Stored records:
- - -
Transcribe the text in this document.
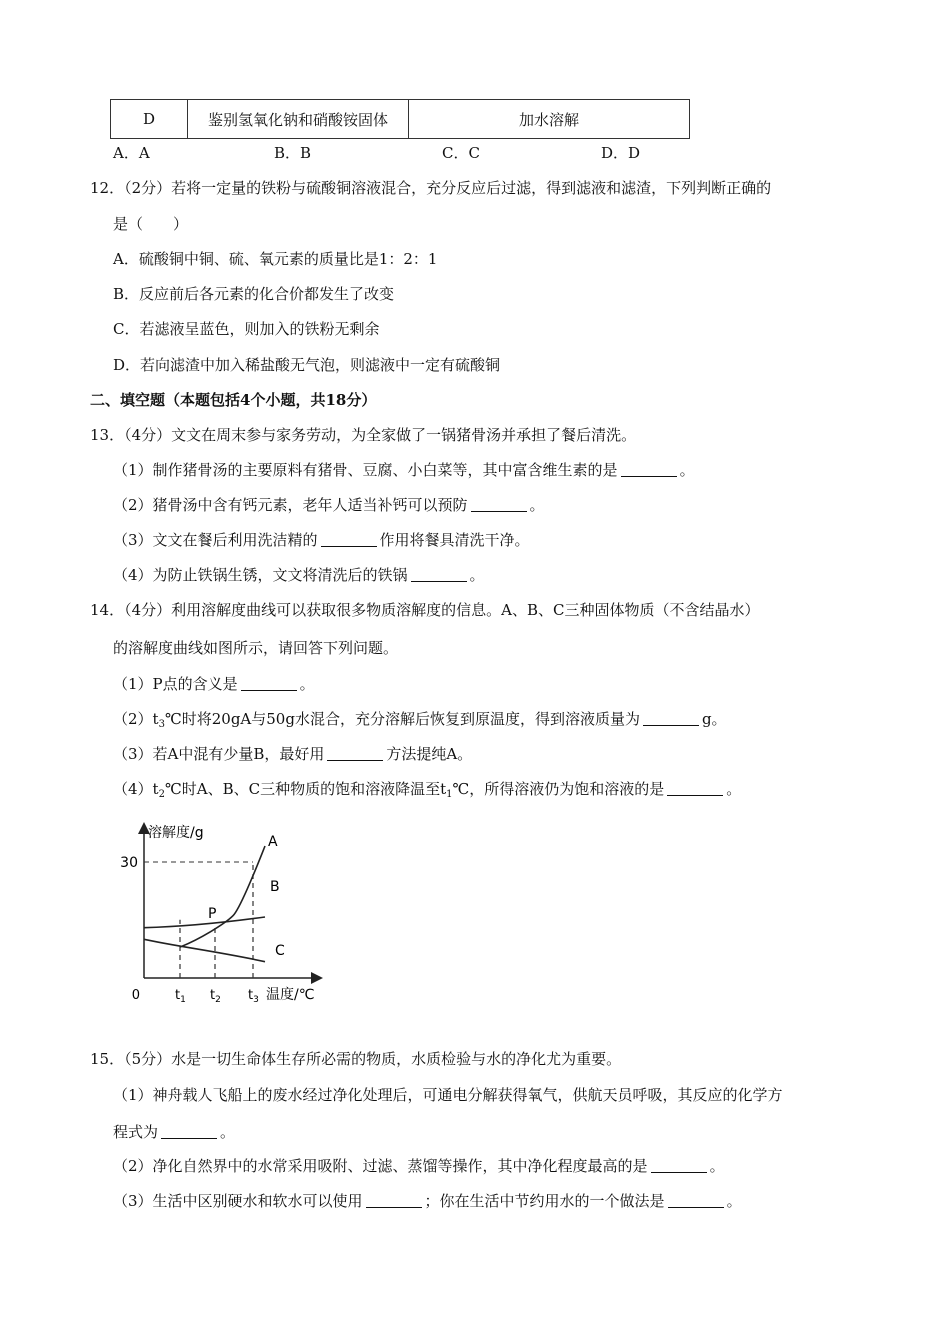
D	鉴别氢氧化钠和硝酸铵固体	加水溶解
A．A	B．B	C．C	D．D
12．（2分）若将一定量的铁粉与硫酸铜溶液混合，充分反应后过滤，得到滤液和滤渣，下列判断正确的
是（　　）
A．硫酸铜中铜、硫、氧元素的质量比是1：2：1
B．反应前后各元素的化合价都发生了改变
C．若滤液呈蓝色，则加入的铁粉无剩余
D．若向滤渣中加入稀盐酸无气泡，则滤液中一定有硫酸铜
二、填空题（本题包括4个小题，共18分）
13．（4分）文文在周末参与家务劳动，为全家做了一锅猪骨汤并承担了餐后清洗。
（1）制作猪骨汤的主要原料有猪骨、豆腐、小白菜等，其中富含维生素的是	。
（2）猪骨汤中含有钙元素，老年人适当补钙可以预防	。
（3）文文在餐后利用洗洁精的	作用将餐具清洗干净。
（4）为防止铁锅生锈，文文将清洗后的铁锅	。
14．（4分）利用溶解度曲线可以获取很多物质溶解度的信息。A、B、C三种固体物质（不含结晶水）
的溶解度曲线如图所示，请回答下列问题。
（1）P点的含义是	。
$(2)t_3℃$时将20gA与50g水混合，充分溶解后恢复到原温度，得到溶液质量为	g。
（3）若A中混有少量B，最好用	方法提纯A。
$(4)t_2℃$时A、B、C三种物质的饱和溶液降温至$t_1℃$，所得溶液仍为饱和溶液的是	。
溶解度/g
温度/℃
0
30
$t_1$ $t_2$ $t_3$
A
B
C
P
15．（5分）水是一切生命体生存所必需的物质，水质检验与水的净化尤为重要。
（1）神舟载人飞船上的废水经过净化处理后，可通电分解获得氧气，供航天员呼吸，其反应的化学方
程式为	。
（2）净化自然界中的水常采用吸附、过滤、蒸馏等操作，其中净化程度最高的是	。
（3）生活中区别硬水和软水可以使用	；你在生活中节约用水的一个做法是	。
- - -
**EXERCISE INSTRUCTIONS**
All of the lines above should be printed exactly, minus the pictures.

**ANSWER FOR THE TASK**
Transcribe the text in this document.
D	鉴别氢氧化钠和硝酸铵固体	加水溶解
A．A	B．B	C．C	D．D
12．（2分）若将一定量的铁粉与硫酸铜溶液混合，充分反应后过滤，得到滤液和滤渣，下列判断正确的
是（　　）
A．硫酸铜中铜、硫、氧元素的质量比是1：2：1
B．反应前后各元素的化合价都发生了改变
C．若滤液呈蓝色，则加入的铁粉无剩余
D．若向滤渣中加入稀盐酸无气泡，则滤液中一定有硫酸铜
二、填空题（本题包括4个小题，共18分）
13．（4分）文文在周末参与家务劳动，为全家做了一锅猪骨汤并承担了餐后清洗。
（1）制作猪骨汤的主要原料有猪骨、豆腐、小白菜等，其中富含维生素的是	。
（2）猪骨汤中含有钙元素，老年人适当补钙可以预防	。
（3）文文在餐后利用洗洁精的	作用将餐具清洗干净。
（4）为防止铁锅生锈，文文将清洗后的铁锅	。
14．（4分）利用溶解度曲线可以获取很多物质溶解度的信息。A、B、C三种固体物质（不含结晶水）
的溶解度曲线如图所示，请回答下列问题。
（1）P点的含义是	。
$(2)t_3℃$时将20gA与50g水混合，充分溶解后恢复到原温度，得到溶液质量为	g。
（3）若A中混有少量B，最好用	方法提纯A。
$(4)t_2℃$时A、B、C三种物质的饱和溶液降温至$t_1℃$，所得溶液仍为饱和溶液的是	。
溶解度/g
温度/℃
0
30
$t_1$ $t_2$ $t_3$
A
B
C
P
15．（5分）水是一切生命体生存所必需的物质，水质检验与水的净化尤为重要。
（1）神舟载人飞船上的废水经过净化处理后，可通电分解获得氧气，供航天员呼吸，其反应的化学方
程式为	。
（2）净化自然界中的水常采用吸附、过滤、蒸馏等操作，其中净化程度最高的是	。
（3）生活中区别硬水和软水可以使用	；你在生活中节约用水的一个做法是	。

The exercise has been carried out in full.